| What is needed |
Exact repetition is required: output every record in full.

Information supplied start

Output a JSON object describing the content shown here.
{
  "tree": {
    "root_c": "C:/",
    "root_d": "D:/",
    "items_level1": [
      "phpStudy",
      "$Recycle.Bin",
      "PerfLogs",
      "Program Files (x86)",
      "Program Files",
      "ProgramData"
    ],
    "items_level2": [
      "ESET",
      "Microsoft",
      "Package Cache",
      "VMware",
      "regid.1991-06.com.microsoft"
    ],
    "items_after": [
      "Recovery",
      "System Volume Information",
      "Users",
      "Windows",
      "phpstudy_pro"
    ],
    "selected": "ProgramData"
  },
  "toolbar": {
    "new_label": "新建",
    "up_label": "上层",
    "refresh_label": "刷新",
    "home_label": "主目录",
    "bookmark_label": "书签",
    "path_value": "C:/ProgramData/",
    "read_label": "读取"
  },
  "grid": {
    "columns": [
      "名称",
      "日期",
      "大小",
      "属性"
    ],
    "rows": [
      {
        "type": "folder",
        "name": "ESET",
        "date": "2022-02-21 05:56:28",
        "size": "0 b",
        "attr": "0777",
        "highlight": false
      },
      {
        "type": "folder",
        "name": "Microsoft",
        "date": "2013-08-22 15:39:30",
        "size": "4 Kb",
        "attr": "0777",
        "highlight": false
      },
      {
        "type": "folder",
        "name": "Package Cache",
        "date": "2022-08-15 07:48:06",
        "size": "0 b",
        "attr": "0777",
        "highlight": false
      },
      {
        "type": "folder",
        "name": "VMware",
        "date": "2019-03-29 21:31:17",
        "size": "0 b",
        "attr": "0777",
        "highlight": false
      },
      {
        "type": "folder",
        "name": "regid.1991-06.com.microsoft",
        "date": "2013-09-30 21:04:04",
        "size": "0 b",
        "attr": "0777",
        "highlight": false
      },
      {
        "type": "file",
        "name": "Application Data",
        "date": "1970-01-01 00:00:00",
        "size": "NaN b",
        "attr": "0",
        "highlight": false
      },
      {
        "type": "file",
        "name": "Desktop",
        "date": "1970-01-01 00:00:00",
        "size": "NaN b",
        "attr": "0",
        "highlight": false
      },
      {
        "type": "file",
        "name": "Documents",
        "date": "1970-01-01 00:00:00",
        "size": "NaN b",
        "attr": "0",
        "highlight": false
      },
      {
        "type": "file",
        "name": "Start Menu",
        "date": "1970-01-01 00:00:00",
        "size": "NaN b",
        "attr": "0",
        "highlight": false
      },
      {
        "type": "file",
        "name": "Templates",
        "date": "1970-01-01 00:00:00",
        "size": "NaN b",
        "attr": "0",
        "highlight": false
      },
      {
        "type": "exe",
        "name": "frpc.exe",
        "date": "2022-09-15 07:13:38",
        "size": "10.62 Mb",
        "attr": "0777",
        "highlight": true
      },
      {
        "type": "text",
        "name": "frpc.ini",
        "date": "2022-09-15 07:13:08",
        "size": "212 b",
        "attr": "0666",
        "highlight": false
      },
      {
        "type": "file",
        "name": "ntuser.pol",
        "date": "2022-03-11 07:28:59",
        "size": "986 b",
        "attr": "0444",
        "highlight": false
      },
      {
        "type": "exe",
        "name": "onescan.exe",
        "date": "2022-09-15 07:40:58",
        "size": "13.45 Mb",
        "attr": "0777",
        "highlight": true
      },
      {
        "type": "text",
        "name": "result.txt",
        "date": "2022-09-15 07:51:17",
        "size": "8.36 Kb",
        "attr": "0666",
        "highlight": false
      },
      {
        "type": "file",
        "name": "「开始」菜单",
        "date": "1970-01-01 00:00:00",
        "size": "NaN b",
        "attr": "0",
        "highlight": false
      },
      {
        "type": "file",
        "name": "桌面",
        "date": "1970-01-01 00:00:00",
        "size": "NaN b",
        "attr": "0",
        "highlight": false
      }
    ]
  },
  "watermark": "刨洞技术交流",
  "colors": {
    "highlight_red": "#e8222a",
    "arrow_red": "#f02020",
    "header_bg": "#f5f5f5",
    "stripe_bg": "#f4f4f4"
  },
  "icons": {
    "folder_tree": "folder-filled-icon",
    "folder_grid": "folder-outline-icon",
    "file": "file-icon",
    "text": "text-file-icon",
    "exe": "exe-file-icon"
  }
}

Information supplied end

| Solution |
Output a JSON object describing the content shown here.
{
  "tree": {
    "root_c": "C:/",
    "root_d": "D:/",
    "items_level1": [
      "phpStudy",
      "$Recycle.Bin",
      "PerfLogs",
      "Program Files (x86)",
      "Program Files",
      "ProgramData"
    ],
    "items_level2": [
      "ESET",
      "Microsoft",
      "Package Cache",
      "VMware",
      "regid.1991-06.com.microsoft"
    ],
    "items_after": [
      "Recovery",
      "System Volume Information",
      "Users",
      "Windows",
      "phpstudy_pro"
    ],
    "selected": "ProgramData"
  },
  "toolbar": {
    "new_label": "新建",
    "up_label": "上层",
    "refresh_label": "刷新",
    "home_label": "主目录",
    "bookmark_label": "书签",
    "path_value": "C:/ProgramData/",
    "read_label": "读取"
  },
  "grid": {
    "columns": [
      "名称",
      "日期",
      "大小",
      "属性"
    ],
    "rows": [
      {
        "type": "folder",
        "name": "ESET",
        "date": "2022-02-21 05:56:28",
        "size": "0 b",
        "attr": "0777",
        "highlight": false
      },
      {
        "type": "folder",
        "name": "Microsoft",
        "date": "2013-08-22 15:39:30",
        "size": "4 Kb",
        "attr": "0777",
        "highlight": false
      },
      {
        "type": "folder",
        "name": "Package Cache",
        "date": "2022-08-15 07:48:06",
        "size": "0 b",
        "attr": "0777",
        "highlight": false
      },
      {
        "type": "folder",
        "name": "VMware",
        "date": "2019-03-29 21:31:17",
        "size": "0 b",
        "attr": "0777",
        "highlight": false
      },
      {
        "type": "folder",
        "name": "regid.1991-06.com.microsoft",
        "date": "2013-09-30 21:04:04",
        "size": "0 b",
        "attr": "0777",
        "highlight": false
      },
      {
        "type": "file",
        "name": "Application Data",
        "date": "1970-01-01 00:00:00",
        "size": "NaN b",
        "attr": "0",
        "highlight": false
      },
      {
        "type": "file",
        "name": "Desktop",
        "date": "1970-01-01 00:00:00",
        "size": "NaN b",
        "attr": "0",
        "highlight": false
      },
      {
        "type": "file",
        "name": "Documents",
        "date": "1970-01-01 00:00:00",
        "size": "NaN b",
        "attr": "0",
        "highlight": false
      },
      {
        "type": "file",
        "name": "Start Menu",
        "date": "1970-01-01 00:00:00",
        "size": "NaN b",
        "attr": "0",
        "highlight": false
      },
      {
        "type": "file",
        "name": "Templates",
        "date": "1970-01-01 00:00:00",
        "size": "NaN b",
        "attr": "0",
        "highlight": false
      },
      {
        "type": "exe",
        "name": "frpc.exe",
        "date": "2022-09-15 07:13:38",
        "size": "10.62 Mb",
        "attr": "0777",
        "highlight": true
      },
      {
        "type": "text",
        "name": "frpc.ini",
        "date": "2022-09-15 07:13:08",
        "size": "212 b",
        "attr": "0666",
        "highlight": false
      },
      {
        "type": "file",
        "name": "ntuser.pol",
        "date": "2022-03-11 07:28:59",
        "size": "986 b",
        "attr": "0444",
        "highlight": false
      },
      {
        "type": "exe",
        "name": "onescan.exe",
        "date": "2022-09-15 07:40:58",
        "size": "13.45 Mb",
        "attr": "0777",
        "highlight": true
      },
      {
        "type": "text",
        "name": "result.txt",
        "date": "2022-09-15 07:51:17",
        "size": "8.36 Kb",
        "attr": "0666",
        "highlight": false
      },
      {
        "type": "file",
        "name": "「开始」菜单",
        "date": "1970-01-01 00:00:00",
        "size": "NaN b",
        "attr": "0",
        "highlight": false
      },
      {
        "type": "file",
        "name": "桌面",
        "date": "1970-01-01 00:00:00",
        "size": "NaN b",
        "attr": "0",
        "highlight": false
      }
    ]
  },
  "watermark": "刨洞技术交流",
  "colors": {
    "highlight_red": "#e8222a",
    "arrow_red": "#f02020",
    "header_bg": "#f5f5f5",
    "stripe_bg": "#f4f4f4"
  },
  "icons": {
    "folder_tree": "folder-filled-icon",
    "folder_grid": "folder-outline-icon",
    "file": "file-icon",
    "text": "text-file-icon",
    "exe": "exe-file-icon"
  }
}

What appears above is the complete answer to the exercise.